--- Begin Provided material ---

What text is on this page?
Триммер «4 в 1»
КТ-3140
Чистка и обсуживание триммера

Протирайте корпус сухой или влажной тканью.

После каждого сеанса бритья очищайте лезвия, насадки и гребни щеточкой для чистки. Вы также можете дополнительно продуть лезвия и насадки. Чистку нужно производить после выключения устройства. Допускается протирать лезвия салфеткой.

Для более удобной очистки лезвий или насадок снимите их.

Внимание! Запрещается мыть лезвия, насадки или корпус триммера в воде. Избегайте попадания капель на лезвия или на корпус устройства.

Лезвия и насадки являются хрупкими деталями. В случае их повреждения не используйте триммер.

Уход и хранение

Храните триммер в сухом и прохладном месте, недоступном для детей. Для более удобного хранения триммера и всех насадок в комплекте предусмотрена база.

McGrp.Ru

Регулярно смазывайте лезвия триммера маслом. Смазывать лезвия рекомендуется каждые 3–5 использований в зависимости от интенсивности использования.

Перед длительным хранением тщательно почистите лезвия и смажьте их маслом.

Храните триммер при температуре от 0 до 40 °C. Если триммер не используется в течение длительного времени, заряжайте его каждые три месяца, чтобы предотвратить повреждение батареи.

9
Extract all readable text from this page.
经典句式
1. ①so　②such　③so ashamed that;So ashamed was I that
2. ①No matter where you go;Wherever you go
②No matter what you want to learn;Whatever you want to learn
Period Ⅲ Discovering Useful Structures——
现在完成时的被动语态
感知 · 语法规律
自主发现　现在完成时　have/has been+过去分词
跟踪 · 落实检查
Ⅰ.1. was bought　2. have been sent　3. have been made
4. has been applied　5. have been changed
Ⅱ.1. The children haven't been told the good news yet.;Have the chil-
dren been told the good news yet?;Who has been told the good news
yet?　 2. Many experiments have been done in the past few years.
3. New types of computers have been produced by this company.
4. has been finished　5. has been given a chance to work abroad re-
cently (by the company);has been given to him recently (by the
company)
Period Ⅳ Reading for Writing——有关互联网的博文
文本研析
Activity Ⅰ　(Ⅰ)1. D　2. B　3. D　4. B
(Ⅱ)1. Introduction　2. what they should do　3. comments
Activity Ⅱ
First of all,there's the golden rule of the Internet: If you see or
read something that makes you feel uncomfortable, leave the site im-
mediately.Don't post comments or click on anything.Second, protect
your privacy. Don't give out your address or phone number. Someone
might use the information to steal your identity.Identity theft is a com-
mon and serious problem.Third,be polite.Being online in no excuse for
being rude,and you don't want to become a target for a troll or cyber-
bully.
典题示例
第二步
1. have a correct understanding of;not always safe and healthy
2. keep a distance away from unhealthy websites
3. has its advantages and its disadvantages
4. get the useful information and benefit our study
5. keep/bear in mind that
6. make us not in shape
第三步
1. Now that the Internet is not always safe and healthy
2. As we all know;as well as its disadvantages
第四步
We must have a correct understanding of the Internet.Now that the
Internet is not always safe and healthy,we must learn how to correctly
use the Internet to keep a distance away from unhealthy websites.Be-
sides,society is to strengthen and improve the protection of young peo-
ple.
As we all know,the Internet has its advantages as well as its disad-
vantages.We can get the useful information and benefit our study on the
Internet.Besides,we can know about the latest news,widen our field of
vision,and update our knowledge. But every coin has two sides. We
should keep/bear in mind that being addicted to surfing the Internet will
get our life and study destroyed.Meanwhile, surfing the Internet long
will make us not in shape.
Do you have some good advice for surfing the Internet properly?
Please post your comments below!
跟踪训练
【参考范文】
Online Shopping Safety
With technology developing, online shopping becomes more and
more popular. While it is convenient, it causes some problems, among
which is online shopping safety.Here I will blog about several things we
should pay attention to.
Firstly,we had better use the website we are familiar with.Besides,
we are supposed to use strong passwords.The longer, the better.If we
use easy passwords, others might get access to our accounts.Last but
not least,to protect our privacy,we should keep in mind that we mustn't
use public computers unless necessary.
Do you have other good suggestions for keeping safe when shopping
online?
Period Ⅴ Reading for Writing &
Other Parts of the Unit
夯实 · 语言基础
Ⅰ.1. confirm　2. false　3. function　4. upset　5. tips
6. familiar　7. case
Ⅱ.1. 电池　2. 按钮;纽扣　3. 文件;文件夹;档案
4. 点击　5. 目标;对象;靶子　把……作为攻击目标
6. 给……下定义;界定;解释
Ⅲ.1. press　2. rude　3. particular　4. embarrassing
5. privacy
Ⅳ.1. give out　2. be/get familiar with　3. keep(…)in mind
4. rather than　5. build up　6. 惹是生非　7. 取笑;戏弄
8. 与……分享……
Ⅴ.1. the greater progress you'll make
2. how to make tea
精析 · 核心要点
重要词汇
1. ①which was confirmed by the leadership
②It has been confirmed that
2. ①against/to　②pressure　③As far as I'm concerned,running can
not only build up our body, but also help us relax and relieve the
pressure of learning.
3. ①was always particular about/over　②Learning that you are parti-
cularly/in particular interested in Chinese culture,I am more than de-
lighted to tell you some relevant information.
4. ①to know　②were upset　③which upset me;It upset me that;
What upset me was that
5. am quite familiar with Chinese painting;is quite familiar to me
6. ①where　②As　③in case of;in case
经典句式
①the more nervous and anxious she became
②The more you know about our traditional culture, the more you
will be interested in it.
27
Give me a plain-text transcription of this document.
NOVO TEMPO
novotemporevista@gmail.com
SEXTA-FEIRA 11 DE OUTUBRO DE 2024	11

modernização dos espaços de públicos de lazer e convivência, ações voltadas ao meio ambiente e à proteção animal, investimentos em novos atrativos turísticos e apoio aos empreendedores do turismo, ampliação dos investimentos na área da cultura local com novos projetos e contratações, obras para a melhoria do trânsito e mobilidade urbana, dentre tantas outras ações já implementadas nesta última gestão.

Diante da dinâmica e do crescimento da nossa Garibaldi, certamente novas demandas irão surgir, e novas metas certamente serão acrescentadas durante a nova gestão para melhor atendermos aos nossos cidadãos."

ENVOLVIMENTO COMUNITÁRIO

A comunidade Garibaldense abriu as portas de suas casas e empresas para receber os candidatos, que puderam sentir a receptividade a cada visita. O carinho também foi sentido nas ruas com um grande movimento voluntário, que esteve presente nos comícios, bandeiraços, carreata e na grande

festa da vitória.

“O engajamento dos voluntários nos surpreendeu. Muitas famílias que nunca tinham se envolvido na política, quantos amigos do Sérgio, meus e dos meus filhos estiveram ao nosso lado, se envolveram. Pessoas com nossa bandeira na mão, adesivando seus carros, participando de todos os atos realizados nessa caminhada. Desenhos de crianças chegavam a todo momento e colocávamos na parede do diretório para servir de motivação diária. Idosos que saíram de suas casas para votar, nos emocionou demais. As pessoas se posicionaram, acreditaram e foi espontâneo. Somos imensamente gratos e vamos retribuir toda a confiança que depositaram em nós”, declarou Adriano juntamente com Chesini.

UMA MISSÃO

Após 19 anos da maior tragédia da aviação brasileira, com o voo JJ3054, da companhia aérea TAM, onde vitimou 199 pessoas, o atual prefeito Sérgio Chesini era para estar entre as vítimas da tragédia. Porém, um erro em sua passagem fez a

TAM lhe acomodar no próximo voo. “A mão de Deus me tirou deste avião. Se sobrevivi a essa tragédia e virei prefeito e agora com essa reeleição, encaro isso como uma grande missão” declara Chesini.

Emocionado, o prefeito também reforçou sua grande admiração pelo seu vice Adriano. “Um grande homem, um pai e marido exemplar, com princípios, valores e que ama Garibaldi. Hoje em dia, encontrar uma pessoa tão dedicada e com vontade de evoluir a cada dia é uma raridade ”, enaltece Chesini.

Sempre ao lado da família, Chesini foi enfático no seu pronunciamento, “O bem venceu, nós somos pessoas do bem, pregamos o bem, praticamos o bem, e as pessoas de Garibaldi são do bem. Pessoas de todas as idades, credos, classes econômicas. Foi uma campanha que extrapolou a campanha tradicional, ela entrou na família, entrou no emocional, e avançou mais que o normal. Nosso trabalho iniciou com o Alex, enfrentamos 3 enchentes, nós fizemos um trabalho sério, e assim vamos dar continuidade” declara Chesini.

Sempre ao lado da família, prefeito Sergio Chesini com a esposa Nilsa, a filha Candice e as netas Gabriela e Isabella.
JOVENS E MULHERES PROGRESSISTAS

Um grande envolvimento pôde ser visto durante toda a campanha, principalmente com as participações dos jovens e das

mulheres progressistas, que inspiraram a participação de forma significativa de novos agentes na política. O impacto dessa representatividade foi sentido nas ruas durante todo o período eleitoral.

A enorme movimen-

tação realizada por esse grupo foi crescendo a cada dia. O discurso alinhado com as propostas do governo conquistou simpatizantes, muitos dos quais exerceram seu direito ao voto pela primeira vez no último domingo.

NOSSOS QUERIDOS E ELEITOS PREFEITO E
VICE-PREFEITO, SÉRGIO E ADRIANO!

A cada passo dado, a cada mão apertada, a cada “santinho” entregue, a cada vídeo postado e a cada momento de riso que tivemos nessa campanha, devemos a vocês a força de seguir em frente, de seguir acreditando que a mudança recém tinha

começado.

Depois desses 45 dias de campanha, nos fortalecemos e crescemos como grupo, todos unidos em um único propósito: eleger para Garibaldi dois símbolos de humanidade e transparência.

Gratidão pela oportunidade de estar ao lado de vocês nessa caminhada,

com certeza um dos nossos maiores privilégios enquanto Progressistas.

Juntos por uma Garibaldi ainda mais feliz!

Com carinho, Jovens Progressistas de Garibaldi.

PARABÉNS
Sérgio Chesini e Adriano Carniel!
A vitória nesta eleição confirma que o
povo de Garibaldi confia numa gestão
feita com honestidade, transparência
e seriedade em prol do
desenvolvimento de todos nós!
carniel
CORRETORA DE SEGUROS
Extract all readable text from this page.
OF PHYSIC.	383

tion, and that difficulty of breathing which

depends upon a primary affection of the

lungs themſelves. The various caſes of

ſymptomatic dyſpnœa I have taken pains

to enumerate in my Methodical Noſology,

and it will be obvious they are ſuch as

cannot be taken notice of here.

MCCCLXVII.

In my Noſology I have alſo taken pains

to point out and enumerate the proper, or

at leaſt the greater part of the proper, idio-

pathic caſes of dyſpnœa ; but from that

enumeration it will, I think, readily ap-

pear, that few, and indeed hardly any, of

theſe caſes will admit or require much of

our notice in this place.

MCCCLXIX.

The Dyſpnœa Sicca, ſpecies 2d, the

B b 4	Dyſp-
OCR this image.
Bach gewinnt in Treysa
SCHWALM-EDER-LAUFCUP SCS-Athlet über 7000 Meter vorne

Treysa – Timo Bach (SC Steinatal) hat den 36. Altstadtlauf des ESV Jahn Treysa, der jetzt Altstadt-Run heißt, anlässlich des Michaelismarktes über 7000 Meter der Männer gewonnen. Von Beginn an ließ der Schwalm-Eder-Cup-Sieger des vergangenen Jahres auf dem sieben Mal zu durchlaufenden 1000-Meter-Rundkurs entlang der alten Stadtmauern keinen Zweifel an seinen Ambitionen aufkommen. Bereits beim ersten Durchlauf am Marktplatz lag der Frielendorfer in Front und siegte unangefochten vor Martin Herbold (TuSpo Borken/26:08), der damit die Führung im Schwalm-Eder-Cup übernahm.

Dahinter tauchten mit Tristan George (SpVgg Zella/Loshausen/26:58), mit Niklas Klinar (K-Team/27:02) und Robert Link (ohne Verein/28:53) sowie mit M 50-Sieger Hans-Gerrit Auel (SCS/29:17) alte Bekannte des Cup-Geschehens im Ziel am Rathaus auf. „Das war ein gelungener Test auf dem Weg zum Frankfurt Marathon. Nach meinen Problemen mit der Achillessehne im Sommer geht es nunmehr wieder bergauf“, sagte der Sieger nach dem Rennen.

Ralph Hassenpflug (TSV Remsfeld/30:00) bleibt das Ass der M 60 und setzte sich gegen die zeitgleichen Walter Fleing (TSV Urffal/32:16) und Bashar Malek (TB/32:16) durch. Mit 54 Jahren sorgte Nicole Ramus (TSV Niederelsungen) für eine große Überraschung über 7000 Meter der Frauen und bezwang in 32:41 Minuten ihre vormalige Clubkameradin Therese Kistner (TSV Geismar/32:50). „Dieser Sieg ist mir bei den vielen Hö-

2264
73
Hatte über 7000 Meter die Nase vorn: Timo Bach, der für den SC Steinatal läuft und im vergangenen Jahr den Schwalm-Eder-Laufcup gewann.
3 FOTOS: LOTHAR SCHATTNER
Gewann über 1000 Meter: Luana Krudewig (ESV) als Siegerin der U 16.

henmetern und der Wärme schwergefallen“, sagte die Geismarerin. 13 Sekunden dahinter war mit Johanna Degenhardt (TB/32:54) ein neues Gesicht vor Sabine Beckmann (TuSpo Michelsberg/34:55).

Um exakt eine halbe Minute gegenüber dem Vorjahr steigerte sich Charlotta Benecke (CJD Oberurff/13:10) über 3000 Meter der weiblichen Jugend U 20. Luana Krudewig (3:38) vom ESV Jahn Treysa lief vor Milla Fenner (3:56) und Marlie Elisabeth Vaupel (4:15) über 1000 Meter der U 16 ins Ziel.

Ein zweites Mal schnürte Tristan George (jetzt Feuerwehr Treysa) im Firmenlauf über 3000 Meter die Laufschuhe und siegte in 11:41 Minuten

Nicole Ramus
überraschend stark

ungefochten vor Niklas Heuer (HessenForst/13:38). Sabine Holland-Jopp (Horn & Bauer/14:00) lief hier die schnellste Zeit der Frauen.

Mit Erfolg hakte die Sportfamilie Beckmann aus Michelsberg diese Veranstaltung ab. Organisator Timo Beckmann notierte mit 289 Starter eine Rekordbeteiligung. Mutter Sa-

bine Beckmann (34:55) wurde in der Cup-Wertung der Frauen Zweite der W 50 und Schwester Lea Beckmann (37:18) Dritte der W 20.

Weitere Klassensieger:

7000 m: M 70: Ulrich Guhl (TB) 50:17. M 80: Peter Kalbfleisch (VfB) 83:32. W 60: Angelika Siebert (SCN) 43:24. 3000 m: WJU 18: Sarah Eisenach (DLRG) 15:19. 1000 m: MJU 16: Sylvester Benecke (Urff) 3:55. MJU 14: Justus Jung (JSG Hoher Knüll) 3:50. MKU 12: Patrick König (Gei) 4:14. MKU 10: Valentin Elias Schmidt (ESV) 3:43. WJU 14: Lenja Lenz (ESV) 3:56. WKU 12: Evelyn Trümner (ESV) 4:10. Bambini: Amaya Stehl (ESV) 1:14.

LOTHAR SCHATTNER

--- End Provided material ---

**Requirement:** Return a copy of every line that includes the word "vocês".

**The response:**
A cada passo dado, a cada mão apertada, a cada “santinho” entregue, a cada vídeo postado e a cada momento de riso que tivemos nessa campanha, devemos a vocês a força de seguir em frente, de seguir acreditando que a mudança recém tinha
Gratidão pela oportunidade de estar ao lado de vocês nessa caminhada,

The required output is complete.